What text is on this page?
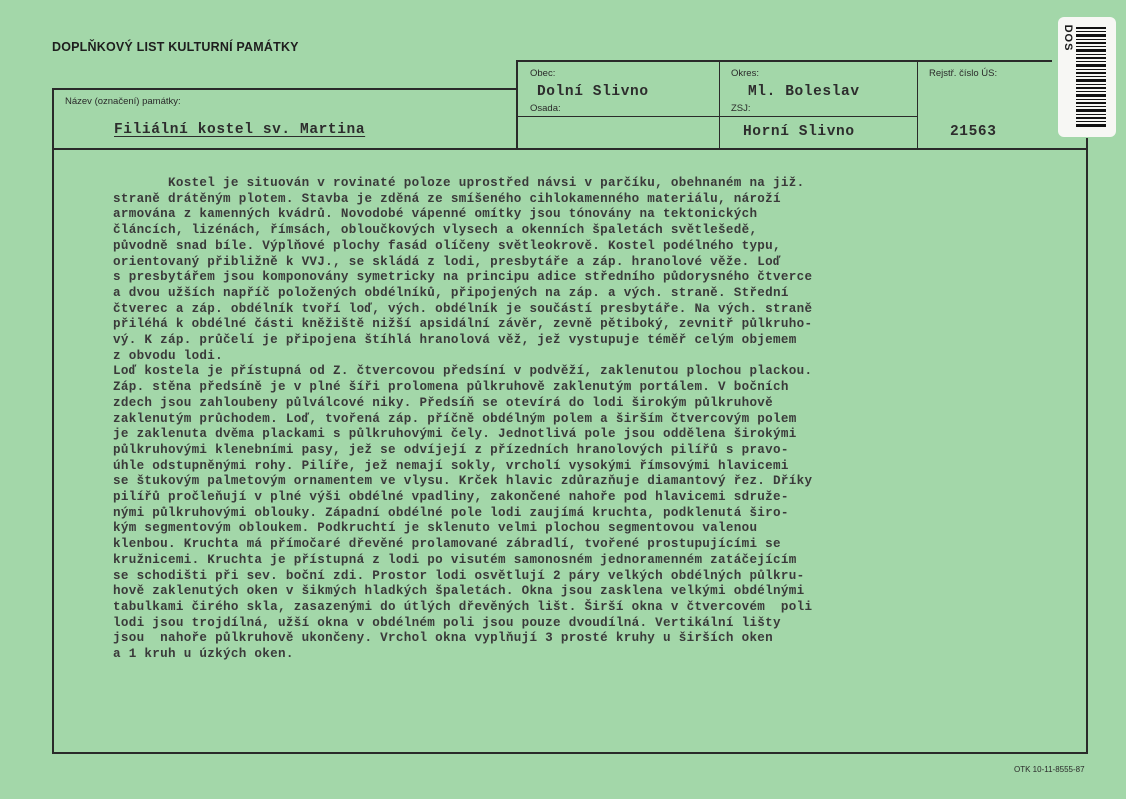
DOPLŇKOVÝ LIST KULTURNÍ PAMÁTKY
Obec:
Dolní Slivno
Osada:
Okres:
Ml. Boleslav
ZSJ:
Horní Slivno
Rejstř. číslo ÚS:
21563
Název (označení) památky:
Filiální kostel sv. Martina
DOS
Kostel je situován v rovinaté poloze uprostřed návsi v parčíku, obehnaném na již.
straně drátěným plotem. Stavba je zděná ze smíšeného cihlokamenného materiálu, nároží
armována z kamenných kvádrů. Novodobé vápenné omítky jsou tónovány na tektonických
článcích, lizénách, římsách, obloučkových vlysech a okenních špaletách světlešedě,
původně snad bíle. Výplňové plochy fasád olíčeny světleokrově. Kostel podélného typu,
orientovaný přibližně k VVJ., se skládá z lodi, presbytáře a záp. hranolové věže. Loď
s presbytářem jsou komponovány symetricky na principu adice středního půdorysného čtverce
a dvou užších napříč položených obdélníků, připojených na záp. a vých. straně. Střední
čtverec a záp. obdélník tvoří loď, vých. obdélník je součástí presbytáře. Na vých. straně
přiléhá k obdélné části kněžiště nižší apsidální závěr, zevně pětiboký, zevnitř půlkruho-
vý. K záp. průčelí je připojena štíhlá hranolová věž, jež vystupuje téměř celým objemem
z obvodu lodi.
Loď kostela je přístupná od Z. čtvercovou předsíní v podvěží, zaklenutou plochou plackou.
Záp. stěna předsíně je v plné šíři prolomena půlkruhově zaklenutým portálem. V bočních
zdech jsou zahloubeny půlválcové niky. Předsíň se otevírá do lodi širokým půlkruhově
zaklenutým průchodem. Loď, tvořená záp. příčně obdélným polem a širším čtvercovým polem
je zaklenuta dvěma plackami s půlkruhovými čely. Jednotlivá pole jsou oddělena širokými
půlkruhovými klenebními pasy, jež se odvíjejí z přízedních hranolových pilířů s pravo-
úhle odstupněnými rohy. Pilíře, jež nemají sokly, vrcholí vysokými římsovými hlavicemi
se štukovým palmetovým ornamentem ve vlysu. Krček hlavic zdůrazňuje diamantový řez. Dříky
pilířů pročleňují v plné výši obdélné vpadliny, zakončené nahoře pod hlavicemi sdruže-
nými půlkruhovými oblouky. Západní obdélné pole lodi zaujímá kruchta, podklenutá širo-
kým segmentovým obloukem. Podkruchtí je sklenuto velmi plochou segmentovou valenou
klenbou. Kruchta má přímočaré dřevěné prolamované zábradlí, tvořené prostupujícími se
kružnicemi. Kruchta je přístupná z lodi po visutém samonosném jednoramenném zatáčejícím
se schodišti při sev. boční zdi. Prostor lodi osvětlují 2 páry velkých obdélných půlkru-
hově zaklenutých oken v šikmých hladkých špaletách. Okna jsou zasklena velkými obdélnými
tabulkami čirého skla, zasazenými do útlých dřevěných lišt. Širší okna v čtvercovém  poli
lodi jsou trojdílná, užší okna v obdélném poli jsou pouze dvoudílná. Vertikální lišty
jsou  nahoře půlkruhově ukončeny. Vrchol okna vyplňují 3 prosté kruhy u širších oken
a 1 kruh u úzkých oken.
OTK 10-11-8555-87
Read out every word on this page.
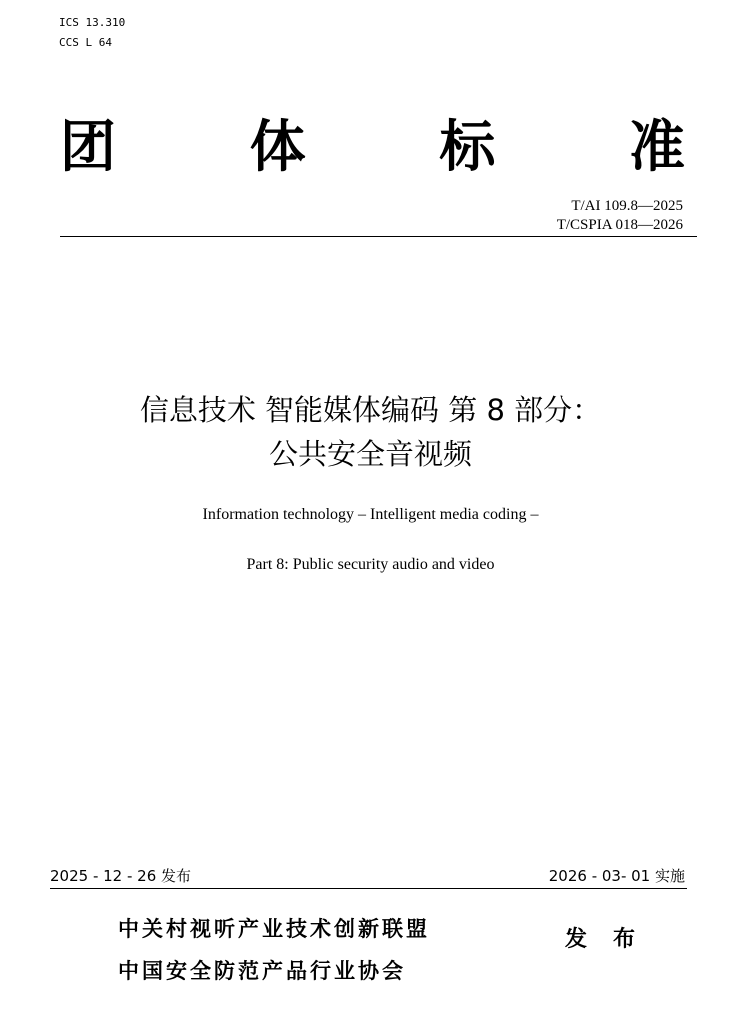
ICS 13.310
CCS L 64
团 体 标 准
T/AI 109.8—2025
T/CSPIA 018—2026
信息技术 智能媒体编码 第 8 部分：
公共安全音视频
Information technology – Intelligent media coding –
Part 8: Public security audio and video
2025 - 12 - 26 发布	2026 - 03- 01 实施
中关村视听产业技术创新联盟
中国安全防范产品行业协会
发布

Request: In the lines above, locate the string "pilířů". Copy every line where it occurs.

Task response:
půlkruhovými klenebními pasy, jež se odvíjejí z přízedních hranolových pilířů s pravo-
pilířů pročleňují v plné výši obdélné vpadliny, zakončené nahoře pod hlavicemi sdruže-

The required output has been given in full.